- [Input for this task]

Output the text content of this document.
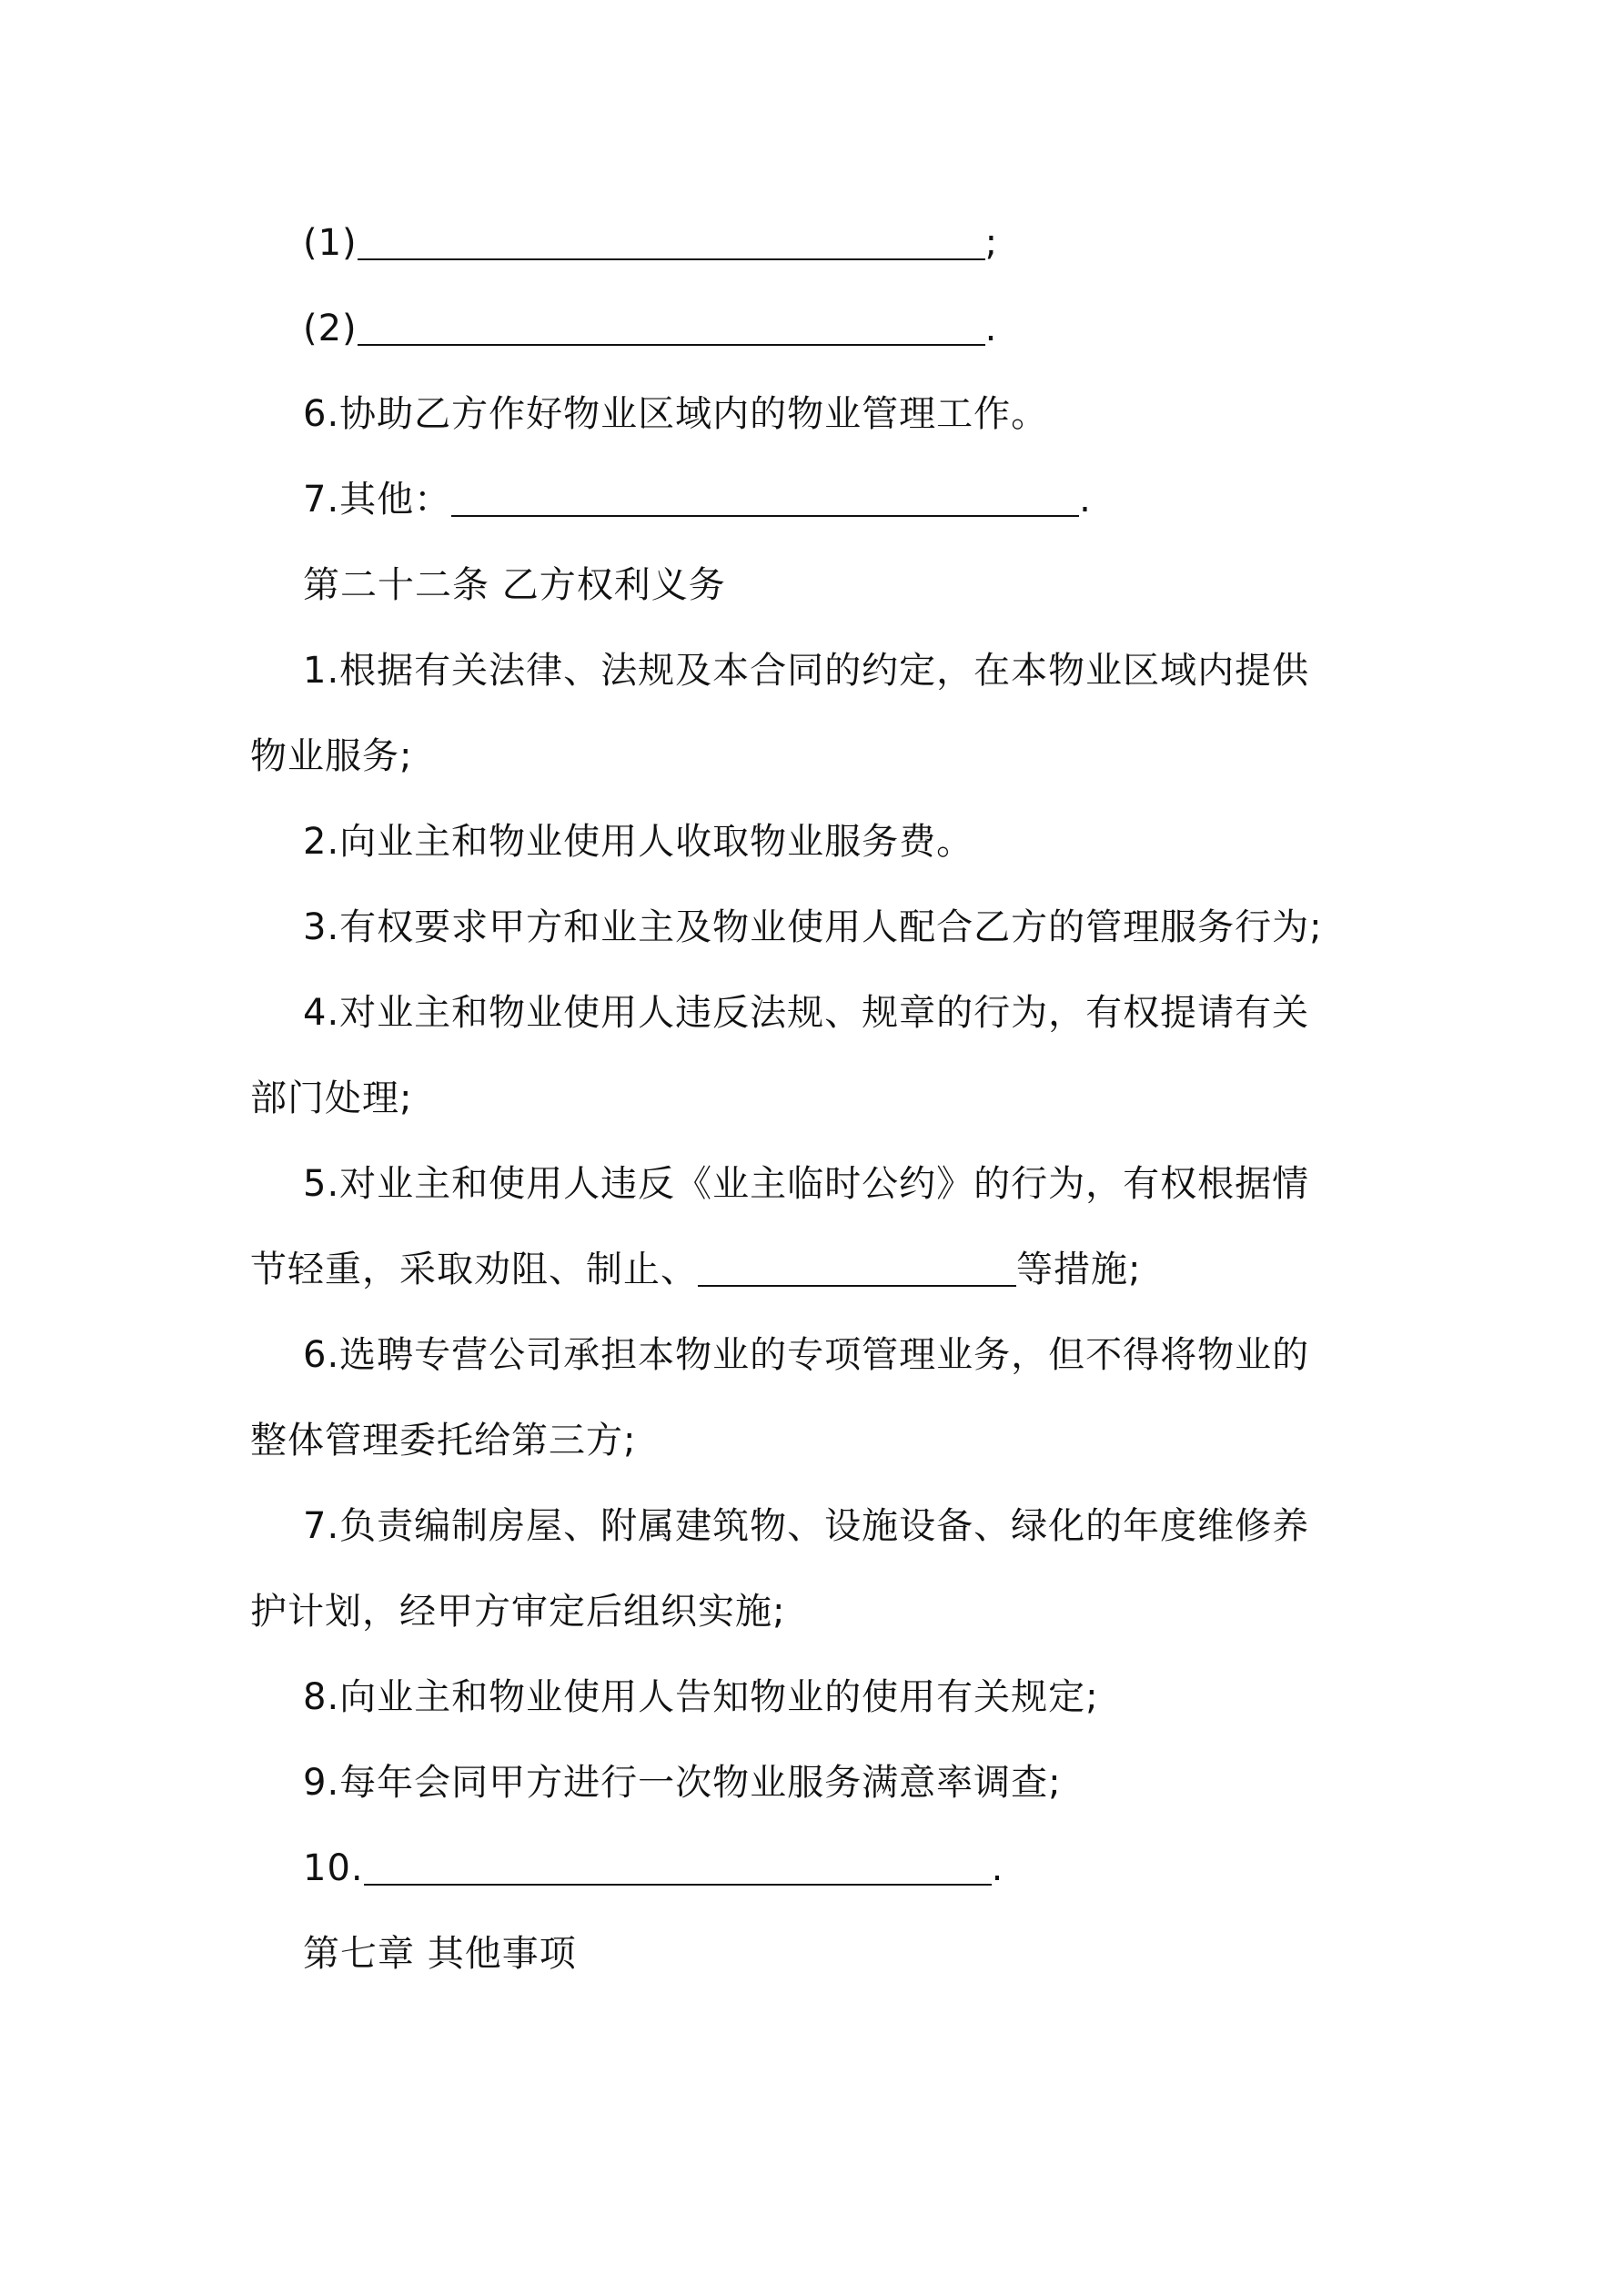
(1)	;
(2)	.
6.协助乙方作好物业区域内的物业管理工作。
7.其他：	.
第二十二条 乙方权利义务
1.根据有关法律、法规及本合同的约定，在本物业区域内提供
物业服务;
2.向业主和物业使用人收取物业服务费。
3.有权要求甲方和业主及物业使用人配合乙方的管理服务行为;
4.对业主和物业使用人违反法规、规章的行为，有权提请有关
部门处理;
5.对业主和使用人违反《业主临时公约》的行为，有权根据情
节轻重，采取劝阻、制止、	等措施;
6.选聘专营公司承担本物业的专项管理业务，但不得将物业的
整体管理委托给第三方;
7.负责编制房屋、附属建筑物、设施设备、绿化的年度维修养
护计划，经甲方审定后组织实施;
8.向业主和物业使用人告知物业的使用有关规定;
9.每年会同甲方进行一次物业服务满意率调查;
10.	.
第七章 其他事项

- [Short problem]
Print out every entry above without changing a word, and leave out the pictures.

- [Right answer]
Output the text content of this document.
(1)	;
(2)	.
6.协助乙方作好物业区域内的物业管理工作。
7.其他：	.
第二十二条 乙方权利义务
1.根据有关法律、法规及本合同的约定，在本物业区域内提供
物业服务;
2.向业主和物业使用人收取物业服务费。
3.有权要求甲方和业主及物业使用人配合乙方的管理服务行为;
4.对业主和物业使用人违反法规、规章的行为，有权提请有关
部门处理;
5.对业主和使用人违反《业主临时公约》的行为，有权根据情
节轻重，采取劝阻、制止、	等措施;
6.选聘专营公司承担本物业的专项管理业务，但不得将物业的
整体管理委托给第三方;
7.负责编制房屋、附属建筑物、设施设备、绿化的年度维修养
护计划，经甲方审定后组织实施;
8.向业主和物业使用人告知物业的使用有关规定;
9.每年会同甲方进行一次物业服务满意率调查;
10.	.
第七章 其他事项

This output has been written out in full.